WRITTEN EXERCISE:
Reproduce the listing exactly and skip over any pictures.

>> begin DATA SUPPLIED

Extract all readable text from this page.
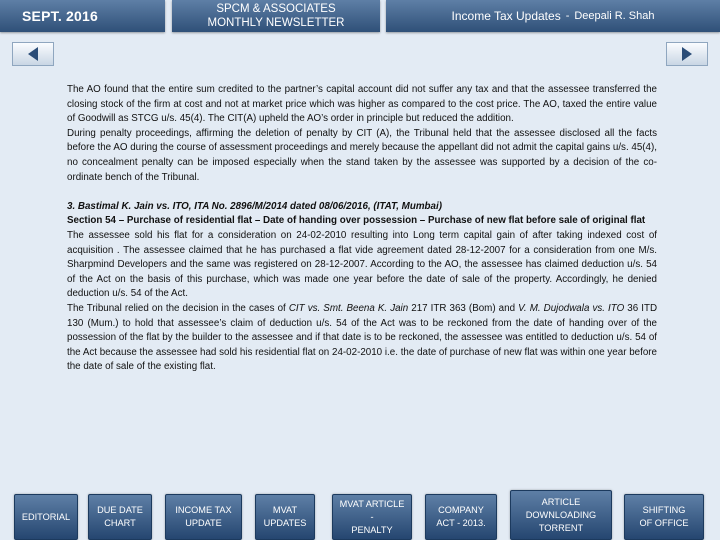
SEPT. 2016	SPCM & ASSOCIATES
MONTHLY NEWSLETTER	Income Tax Updates - Deepali R. Shah

The AO found that the entire sum credited to the partner’s capital account did not suffer any tax and that the assessee transferred the closing stock of the firm at cost and not at market price which was higher as compared to the cost price. The AO, taxed the entire value of Goodwill as STCG u/s. 45(4). The CIT(A) upheld the AO’s order in principle but reduced the addition.

During penalty proceedings, affirming the deletion of penalty by CIT (A), the Tribunal held that the assessee disclosed all the facts before the AO during the course of assessment proceedings and merely because the appellant did not admit the capital gains u/s. 45(4), no concealment penalty can be imposed especially when the stand taken by the assessee was supported by a decision of the co-ordinate bench of the Tribunal.

3. Bastimal K. Jain vs. ITO, ITA No. 2896/M/2014 dated 08/06/2016, (ITAT, Mumbai)

Section 54 – Purchase of residential flat – Date of handing over possession – Purchase of new flat before sale of original flat

The assessee sold his flat for a consideration on 24-02-2010 resulting into Long term capital gain of after taking indexed cost of acquisition . The assessee claimed that he has purchased a flat vide agreement dated 28-12-2007 for a consideration from one M/s. Sharpmind Developers and the same was registered on 28-12-2007. According to the AO, the assessee has claimed deduction u/s. 54 of the Act on the basis of this purchase, which was made one year before the date of sale of the property. Accordingly, he denied deduction u/s. 54 of the Act.

The Tribunal relied on the decision in the cases of CIT vs. Smt. Beena K. Jain 217 ITR 363 (Bom) and V. M. Dujodwala vs. ITO 36 ITD 130 (Mum.) to hold that assessee’s claim of deduction u/s. 54 of the Act was to be reckoned from the date of handing over of the possession of the flat by the builder to the assessee and if that date is to be reckoned, the assessee was entitled to deduction u/s. 54 of the Act because the assessee had sold his residential flat on 24-02-2010 i.e. the date of purchase of new flat was within one year before the date of sale of the existing flat.

EDITORIAL
DUE DATE
CHART
INCOME TAX
UPDATE
MVAT
UPDATES
MVAT ARTICLE -
PENALTY
COMPANY
ACT - 2013.
ARTICLE
DOWNLOADING
TORRENT
SHIFTING
OF OFFICE
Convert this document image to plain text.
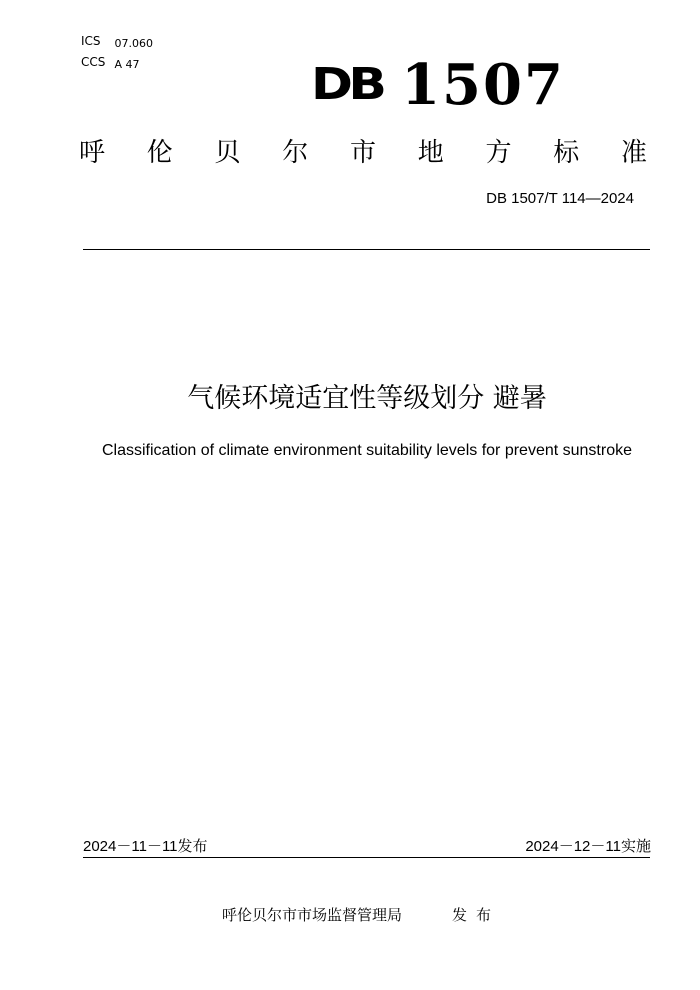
ICS 07.060
CCS A 47	DB 1507
呼 伦 贝 尔 市 地 方 标 准
DB 1507/T 114—2024
气候环境适宜性等级划分 避暑
Classification of climate environment suitability levels for prevent sunstroke
2024－11－11发布	2024－12－11实施
呼伦贝尔市市场监督管理局	发布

>> end DATA SUPPLIED

WRITTEN ANSWER:
Extract all readable text from this page.
SEPT. 2016	SPCM & ASSOCIATES
MONTHLY NEWSLETTER	Income Tax Updates - Deepali R. Shah

The AO found that the entire sum credited to the partner’s capital account did not suffer any tax and that the assessee transferred the closing stock of the firm at cost and not at market price which was higher as compared to the cost price. The AO, taxed the entire value of Goodwill as STCG u/s. 45(4). The CIT(A) upheld the AO’s order in principle but reduced the addition.

During penalty proceedings, affirming the deletion of penalty by CIT (A), the Tribunal held that the assessee disclosed all the facts before the AO during the course of assessment proceedings and merely because the appellant did not admit the capital gains u/s. 45(4), no concealment penalty can be imposed especially when the stand taken by the assessee was supported by a decision of the co-ordinate bench of the Tribunal.

3. Bastimal K. Jain vs. ITO, ITA No. 2896/M/2014 dated 08/06/2016, (ITAT, Mumbai)

Section 54 – Purchase of residential flat – Date of handing over possession – Purchase of new flat before sale of original flat

The assessee sold his flat for a consideration on 24-02-2010 resulting into Long term capital gain of after taking indexed cost of acquisition . The assessee claimed that he has purchased a flat vide agreement dated 28-12-2007 for a consideration from one M/s. Sharpmind Developers and the same was registered on 28-12-2007. According to the AO, the assessee has claimed deduction u/s. 54 of the Act on the basis of this purchase, which was made one year before the date of sale of the property. Accordingly, he denied deduction u/s. 54 of the Act.

The Tribunal relied on the decision in the cases of CIT vs. Smt. Beena K. Jain 217 ITR 363 (Bom) and V. M. Dujodwala vs. ITO 36 ITD 130 (Mum.) to hold that assessee’s claim of deduction u/s. 54 of the Act was to be reckoned from the date of handing over of the possession of the flat by the builder to the assessee and if that date is to be reckoned, the assessee was entitled to deduction u/s. 54 of the Act because the assessee had sold his residential flat on 24-02-2010 i.e. the date of purchase of new flat was within one year before the date of sale of the existing flat.

EDITORIAL
DUE DATE
CHART
INCOME TAX
UPDATE
MVAT
UPDATES
MVAT ARTICLE -
PENALTY
COMPANY
ACT - 2013.
ARTICLE
DOWNLOADING
TORRENT
SHIFTING
OF OFFICE
Convert this document image to plain text.
ICS 07.060
CCS A 47	DB 1507
呼 伦 贝 尔 市 地 方 标 准
DB 1507/T 114—2024
气候环境适宜性等级划分 避暑
Classification of climate environment suitability levels for prevent sunstroke
2024－11－11发布	2024－12－11实施
呼伦贝尔市市场监督管理局	发布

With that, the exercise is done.